(Data entries)
##########

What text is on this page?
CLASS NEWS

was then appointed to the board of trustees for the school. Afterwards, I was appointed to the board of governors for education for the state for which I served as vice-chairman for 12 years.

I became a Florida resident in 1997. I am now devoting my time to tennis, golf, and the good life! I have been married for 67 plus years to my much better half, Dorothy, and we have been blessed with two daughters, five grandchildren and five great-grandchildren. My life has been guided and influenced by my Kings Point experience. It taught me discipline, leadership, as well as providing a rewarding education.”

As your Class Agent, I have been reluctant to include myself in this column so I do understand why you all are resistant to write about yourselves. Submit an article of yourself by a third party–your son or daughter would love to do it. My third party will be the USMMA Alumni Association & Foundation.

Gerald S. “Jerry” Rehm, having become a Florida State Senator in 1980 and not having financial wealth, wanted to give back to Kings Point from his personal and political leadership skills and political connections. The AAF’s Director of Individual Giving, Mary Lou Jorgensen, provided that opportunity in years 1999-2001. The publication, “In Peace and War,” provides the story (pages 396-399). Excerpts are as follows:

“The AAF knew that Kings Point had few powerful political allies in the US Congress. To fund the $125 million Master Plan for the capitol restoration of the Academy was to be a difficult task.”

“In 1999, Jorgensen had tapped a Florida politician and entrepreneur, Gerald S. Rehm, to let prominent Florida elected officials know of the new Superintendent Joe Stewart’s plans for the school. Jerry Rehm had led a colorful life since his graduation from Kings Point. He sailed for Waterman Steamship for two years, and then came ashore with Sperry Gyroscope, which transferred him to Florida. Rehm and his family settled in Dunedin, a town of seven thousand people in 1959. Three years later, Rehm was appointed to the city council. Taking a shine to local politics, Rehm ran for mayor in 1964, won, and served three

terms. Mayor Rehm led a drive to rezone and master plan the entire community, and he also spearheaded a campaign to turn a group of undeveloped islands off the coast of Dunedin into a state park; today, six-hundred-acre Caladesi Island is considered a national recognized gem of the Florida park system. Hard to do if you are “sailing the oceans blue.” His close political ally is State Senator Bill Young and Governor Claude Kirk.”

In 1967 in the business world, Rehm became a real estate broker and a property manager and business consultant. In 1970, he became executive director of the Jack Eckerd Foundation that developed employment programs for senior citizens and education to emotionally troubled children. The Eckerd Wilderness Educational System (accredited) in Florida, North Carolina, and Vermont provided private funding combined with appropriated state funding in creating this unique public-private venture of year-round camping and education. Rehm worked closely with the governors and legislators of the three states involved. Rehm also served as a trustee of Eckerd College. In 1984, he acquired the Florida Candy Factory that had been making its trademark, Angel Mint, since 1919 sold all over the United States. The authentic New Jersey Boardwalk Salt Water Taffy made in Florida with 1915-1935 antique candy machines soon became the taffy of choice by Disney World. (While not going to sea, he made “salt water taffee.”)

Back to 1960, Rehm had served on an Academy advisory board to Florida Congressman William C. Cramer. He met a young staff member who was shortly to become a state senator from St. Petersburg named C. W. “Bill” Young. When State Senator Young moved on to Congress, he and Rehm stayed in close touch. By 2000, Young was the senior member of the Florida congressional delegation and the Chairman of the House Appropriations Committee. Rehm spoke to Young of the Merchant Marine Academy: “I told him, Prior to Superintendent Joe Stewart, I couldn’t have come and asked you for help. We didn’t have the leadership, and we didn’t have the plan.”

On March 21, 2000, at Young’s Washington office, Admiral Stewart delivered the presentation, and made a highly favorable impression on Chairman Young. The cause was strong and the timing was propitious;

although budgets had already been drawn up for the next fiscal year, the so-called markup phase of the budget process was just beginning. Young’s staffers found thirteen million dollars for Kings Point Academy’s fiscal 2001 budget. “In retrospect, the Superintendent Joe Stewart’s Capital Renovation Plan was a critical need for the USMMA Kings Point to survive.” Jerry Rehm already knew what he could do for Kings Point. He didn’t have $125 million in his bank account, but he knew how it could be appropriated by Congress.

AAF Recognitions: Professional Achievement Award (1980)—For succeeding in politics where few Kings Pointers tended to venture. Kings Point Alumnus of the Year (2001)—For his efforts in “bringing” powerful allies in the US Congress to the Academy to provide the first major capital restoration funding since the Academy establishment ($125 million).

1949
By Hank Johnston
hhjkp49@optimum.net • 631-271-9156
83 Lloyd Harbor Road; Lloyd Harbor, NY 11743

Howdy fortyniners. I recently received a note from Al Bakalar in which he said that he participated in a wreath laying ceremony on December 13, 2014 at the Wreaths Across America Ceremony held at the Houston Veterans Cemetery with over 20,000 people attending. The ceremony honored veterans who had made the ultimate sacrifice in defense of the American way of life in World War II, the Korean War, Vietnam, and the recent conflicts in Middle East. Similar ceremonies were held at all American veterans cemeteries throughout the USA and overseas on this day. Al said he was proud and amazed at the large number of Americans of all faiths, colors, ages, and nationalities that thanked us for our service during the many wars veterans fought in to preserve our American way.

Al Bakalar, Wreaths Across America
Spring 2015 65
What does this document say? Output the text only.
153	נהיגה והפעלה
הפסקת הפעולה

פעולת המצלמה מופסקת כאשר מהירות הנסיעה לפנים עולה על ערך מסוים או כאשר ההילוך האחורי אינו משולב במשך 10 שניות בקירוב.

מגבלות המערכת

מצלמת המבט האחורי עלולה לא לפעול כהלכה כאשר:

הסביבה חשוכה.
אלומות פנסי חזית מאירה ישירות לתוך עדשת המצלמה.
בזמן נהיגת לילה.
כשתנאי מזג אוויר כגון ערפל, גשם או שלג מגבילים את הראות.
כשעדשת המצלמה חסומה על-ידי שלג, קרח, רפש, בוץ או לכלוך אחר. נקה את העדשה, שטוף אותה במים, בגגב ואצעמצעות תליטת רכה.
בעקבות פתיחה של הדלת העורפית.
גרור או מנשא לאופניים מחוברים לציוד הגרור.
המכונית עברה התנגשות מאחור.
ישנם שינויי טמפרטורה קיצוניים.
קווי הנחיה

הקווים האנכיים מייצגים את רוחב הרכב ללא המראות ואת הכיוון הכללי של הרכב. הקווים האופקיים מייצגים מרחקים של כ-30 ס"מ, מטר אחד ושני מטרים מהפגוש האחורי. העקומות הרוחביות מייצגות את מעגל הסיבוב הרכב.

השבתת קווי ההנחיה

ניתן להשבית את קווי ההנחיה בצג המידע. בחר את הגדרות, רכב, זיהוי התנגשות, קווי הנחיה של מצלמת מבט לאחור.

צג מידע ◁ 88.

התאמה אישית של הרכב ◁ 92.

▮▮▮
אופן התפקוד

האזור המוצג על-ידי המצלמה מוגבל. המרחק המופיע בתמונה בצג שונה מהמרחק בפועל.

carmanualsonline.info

##########

What the task asks ▸ Quote each line of the data above exactly as written.

Solution for this task ▸
What text is on this page?
CLASS NEWS

was then appointed to the board of trustees for the school. Afterwards, I was appointed to the board of governors for education for the state for which I served as vice-chairman for 12 years.

I became a Florida resident in 1997. I am now devoting my time to tennis, golf, and the good life! I have been married for 67 plus years to my much better half, Dorothy, and we have been blessed with two daughters, five grandchildren and five great-grandchildren. My life has been guided and influenced by my Kings Point experience. It taught me discipline, leadership, as well as providing a rewarding education.”

As your Class Agent, I have been reluctant to include myself in this column so I do understand why you all are resistant to write about yourselves. Submit an article of yourself by a third party–your son or daughter would love to do it. My third party will be the USMMA Alumni Association & Foundation.

Gerald S. “Jerry” Rehm, having become a Florida State Senator in 1980 and not having financial wealth, wanted to give back to Kings Point from his personal and political leadership skills and political connections. The AAF’s Director of Individual Giving, Mary Lou Jorgensen, provided that opportunity in years 1999-2001. The publication, “In Peace and War,” provides the story (pages 396-399). Excerpts are as follows:

“The AAF knew that Kings Point had few powerful political allies in the US Congress. To fund the $125 million Master Plan for the capitol restoration of the Academy was to be a difficult task.”

“In 1999, Jorgensen had tapped a Florida politician and entrepreneur, Gerald S. Rehm, to let prominent Florida elected officials know of the new Superintendent Joe Stewart’s plans for the school. Jerry Rehm had led a colorful life since his graduation from Kings Point. He sailed for Waterman Steamship for two years, and then came ashore with Sperry Gyroscope, which transferred him to Florida. Rehm and his family settled in Dunedin, a town of seven thousand people in 1959. Three years later, Rehm was appointed to the city council. Taking a shine to local politics, Rehm ran for mayor in 1964, won, and served three

terms. Mayor Rehm led a drive to rezone and master plan the entire community, and he also spearheaded a campaign to turn a group of undeveloped islands off the coast of Dunedin into a state park; today, six-hundred-acre Caladesi Island is considered a national recognized gem of the Florida park system. Hard to do if you are “sailing the oceans blue.” His close political ally is State Senator Bill Young and Governor Claude Kirk.”

In 1967 in the business world, Rehm became a real estate broker and a property manager and business consultant. In 1970, he became executive director of the Jack Eckerd Foundation that developed employment programs for senior citizens and education to emotionally troubled children. The Eckerd Wilderness Educational System (accredited) in Florida, North Carolina, and Vermont provided private funding combined with appropriated state funding in creating this unique public-private venture of year-round camping and education. Rehm worked closely with the governors and legislators of the three states involved. Rehm also served as a trustee of Eckerd College. In 1984, he acquired the Florida Candy Factory that had been making its trademark, Angel Mint, since 1919 sold all over the United States. The authentic New Jersey Boardwalk Salt Water Taffy made in Florida with 1915-1935 antique candy machines soon became the taffy of choice by Disney World. (While not going to sea, he made “salt water taffee.”)

Back to 1960, Rehm had served on an Academy advisory board to Florida Congressman William C. Cramer. He met a young staff member who was shortly to become a state senator from St. Petersburg named C. W. “Bill” Young. When State Senator Young moved on to Congress, he and Rehm stayed in close touch. By 2000, Young was the senior member of the Florida congressional delegation and the Chairman of the House Appropriations Committee. Rehm spoke to Young of the Merchant Marine Academy: “I told him, Prior to Superintendent Joe Stewart, I couldn’t have come and asked you for help. We didn’t have the leadership, and we didn’t have the plan.”

On March 21, 2000, at Young’s Washington office, Admiral Stewart delivered the presentation, and made a highly favorable impression on Chairman Young. The cause was strong and the timing was propitious;

although budgets had already been drawn up for the next fiscal year, the so-called markup phase of the budget process was just beginning. Young’s staffers found thirteen million dollars for Kings Point Academy’s fiscal 2001 budget. “In retrospect, the Superintendent Joe Stewart’s Capital Renovation Plan was a critical need for the USMMA Kings Point to survive.” Jerry Rehm already knew what he could do for Kings Point. He didn’t have $125 million in his bank account, but he knew how it could be appropriated by Congress.

AAF Recognitions: Professional Achievement Award (1980)—For succeeding in politics where few Kings Pointers tended to venture. Kings Point Alumnus of the Year (2001)—For his efforts in “bringing” powerful allies in the US Congress to the Academy to provide the first major capital restoration funding since the Academy establishment ($125 million).

1949
By Hank Johnston
hhjkp49@optimum.net • 631-271-9156
83 Lloyd Harbor Road; Lloyd Harbor, NY 11743

Howdy fortyniners. I recently received a note from Al Bakalar in which he said that he participated in a wreath laying ceremony on December 13, 2014 at the Wreaths Across America Ceremony held at the Houston Veterans Cemetery with over 20,000 people attending. The ceremony honored veterans who had made the ultimate sacrifice in defense of the American way of life in World War II, the Korean War, Vietnam, and the recent conflicts in Middle East. Similar ceremonies were held at all American veterans cemeteries throughout the USA and overseas on this day. Al said he was proud and amazed at the large number of Americans of all faiths, colors, ages, and nationalities that thanked us for our service during the many wars veterans fought in to preserve our American way.

Al Bakalar, Wreaths Across America
Spring 2015 65
What does this document say? Output the text only.
153	נהיגה והפעלה
הפסקת הפעולה

פעולת המצלמה מופסקת כאשר מהירות הנסיעה לפנים עולה על ערך מסוים או כאשר ההילוך האחורי אינו משולב במשך 10 שניות בקירוב.

מגבלות המערכת

מצלמת המבט האחורי עלולה לא לפעול כהלכה כאשר:

הסביבה חשוכה.
אלומות פנסי חזית מאירה ישירות לתוך עדשת המצלמה.
בזמן נהיגת לילה.
כשתנאי מזג אוויר כגון ערפל, גשם או שלג מגבילים את הראות.
כשעדשת המצלמה חסומה על-ידי שלג, קרח, רפש, בוץ או לכלוך אחר. נקה את העדשה, שטוף אותה במים, בגגב ואצעמצעות תליטת רכה.
בעקבות פתיחה של הדלת העורפית.
גרור או מנשא לאופניים מחוברים לציוד הגרור.
המכונית עברה התנגשות מאחור.
ישנם שינויי טמפרטורה קיצוניים.
קווי הנחיה

הקווים האנכיים מייצגים את רוחב הרכב ללא המראות ואת הכיוון הכללי של הרכב. הקווים האופקיים מייצגים מרחקים של כ-30 ס"מ, מטר אחד ושני מטרים מהפגוש האחורי. העקומות הרוחביות מייצגות את מעגל הסיבוב הרכב.

השבתת קווי ההנחיה

ניתן להשבית את קווי ההנחיה בצג המידע. בחר את הגדרות, רכב, זיהוי התנגשות, קווי הנחיה של מצלמת מבט לאחור.

צג מידע ◁ 88.

התאמה אישית של הרכב ◁ 92.

▮▮▮
אופן התפקוד

האזור המוצג על-ידי המצלמה מוגבל. המרחק המופיע בתמונה בצג שונה מהמרחק בפועל.

carmanualsonline.info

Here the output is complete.